Description of the task:
Transcribe every line exactly. Leave the pictures behind.

Records from a collection
--------------------------------------------------
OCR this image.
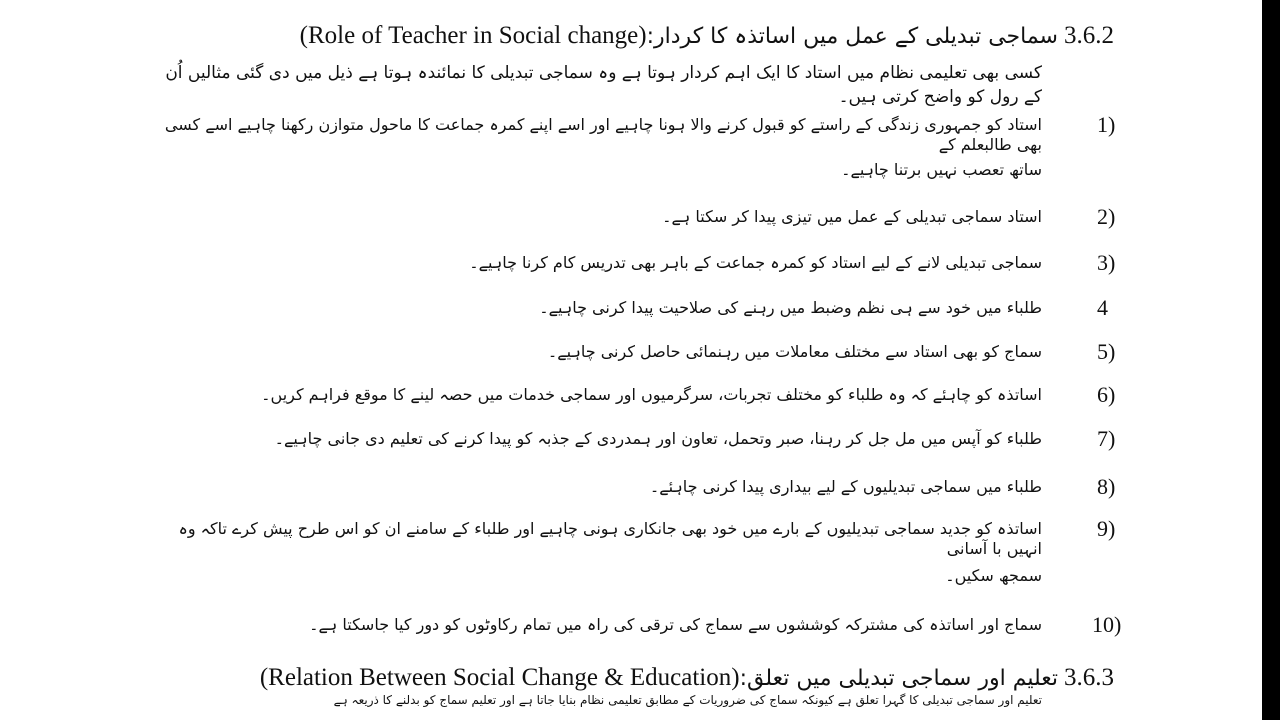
3.6.2
سماجی تبدیلی کے عمل میں اساتذہ کا کردار:(Role of Teacher in Social change)
کسی بھی تعلیمی نظام میں استاد کا ایک اہم کردار ہوتا ہے وہ سماجی تبدیلی کا نمائندہ ہوتا ہے ذیل میں دی گئی مثالیں اُن کے رول کو واضح کرتی ہیں۔
1)
استاد کو جمہوری زندگی کے راستے کو قبول کرنے والا ہونا چاہیے اور اسے اپنے کمرہ جماعت کا ماحول متوازن رکھنا چاہیے اسے کسی بھی طالبعلم کے
ساتھ تعصب نہیں برتنا چاہیے۔
2)
استاد سماجی تبدیلی کے عمل میں تیزی پیدا کر سکتا ہے۔
3)
سماجی تبدیلی لانے کے لیے استاد کو کمرہ جماعت کے باہر بھی تدریس کام کرنا چاہیے۔
4
طلباء میں خود سے ہی نظم وضبط میں رہنے کی صلاحیت پیدا کرنی چاہیے۔
5)
سماج کو بھی استاد سے مختلف معاملات میں رہنمائی حاصل کرنی چاہیے۔
6)
اساتذہ کو چاہئے کہ وہ طلباء کو مختلف تجربات، سرگرمیوں اور سماجی خدمات میں حصہ لینے کا موقع فراہم کریں۔
7)
طلباء کو آپس میں مل جل کر رہنا، صبر وتحمل، تعاون اور ہمدردی کے جذبہ کو پیدا کرنے کی تعلیم دی جانی چاہیے۔
8)
طلباء میں سماجی تبدیلیوں کے لیے بیداری پیدا کرنی چاہئے۔
9)
اساتذہ کو جدید سماجی تبدیلیوں کے بارے میں خود بھی جانکاری ہونی چاہیے اور طلباء کے سامنے ان کو اس طرح پیش کرے تاکہ وہ انہیں با آسانی
سمجھ سکیں۔
10)
سماج اور اساتذہ کی مشترکہ کوششوں سے سماج کی ترقی کی راہ میں تمام رکاوٹوں کو دور کیا جاسکتا ہے۔
3.6.3
تعلیم اور سماجی تبدیلی میں تعلق:(Relation Between Social Change & Education)
تعلیم اور سماجی تبدیلی کا گہرا تعلق ہے کیونکہ سماج کی ضروریات کے مطابق تعلیمی نظام بنایا جاتا ہے اور تعلیم سماج کو بدلنے کا ذریعہ ہے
--------------------------------------------------
Answer to this task:
OCR this image.
3.6.2
سماجی تبدیلی کے عمل میں اساتذہ کا کردار:(Role of Teacher in Social change)
کسی بھی تعلیمی نظام میں استاد کا ایک اہم کردار ہوتا ہے وہ سماجی تبدیلی کا نمائندہ ہوتا ہے ذیل میں دی گئی مثالیں اُن کے رول کو واضح کرتی ہیں۔
1)
استاد کو جمہوری زندگی کے راستے کو قبول کرنے والا ہونا چاہیے اور اسے اپنے کمرہ جماعت کا ماحول متوازن رکھنا چاہیے اسے کسی بھی طالبعلم کے
ساتھ تعصب نہیں برتنا چاہیے۔
2)
استاد سماجی تبدیلی کے عمل میں تیزی پیدا کر سکتا ہے۔
3)
سماجی تبدیلی لانے کے لیے استاد کو کمرہ جماعت کے باہر بھی تدریس کام کرنا چاہیے۔
4
طلباء میں خود سے ہی نظم وضبط میں رہنے کی صلاحیت پیدا کرنی چاہیے۔
5)
سماج کو بھی استاد سے مختلف معاملات میں رہنمائی حاصل کرنی چاہیے۔
6)
اساتذہ کو چاہئے کہ وہ طلباء کو مختلف تجربات، سرگرمیوں اور سماجی خدمات میں حصہ لینے کا موقع فراہم کریں۔
7)
طلباء کو آپس میں مل جل کر رہنا، صبر وتحمل، تعاون اور ہمدردی کے جذبہ کو پیدا کرنے کی تعلیم دی جانی چاہیے۔
8)
طلباء میں سماجی تبدیلیوں کے لیے بیداری پیدا کرنی چاہئے۔
9)
اساتذہ کو جدید سماجی تبدیلیوں کے بارے میں خود بھی جانکاری ہونی چاہیے اور طلباء کے سامنے ان کو اس طرح پیش کرے تاکہ وہ انہیں با آسانی
سمجھ سکیں۔
10)
سماج اور اساتذہ کی مشترکہ کوششوں سے سماج کی ترقی کی راہ میں تمام رکاوٹوں کو دور کیا جاسکتا ہے۔
3.6.3
تعلیم اور سماجی تبدیلی میں تعلق:(Relation Between Social Change & Education)
تعلیم اور سماجی تبدیلی کا گہرا تعلق ہے کیونکہ سماج کی ضروریات کے مطابق تعلیمی نظام بنایا جاتا ہے اور تعلیم سماج کو بدلنے کا ذریعہ ہے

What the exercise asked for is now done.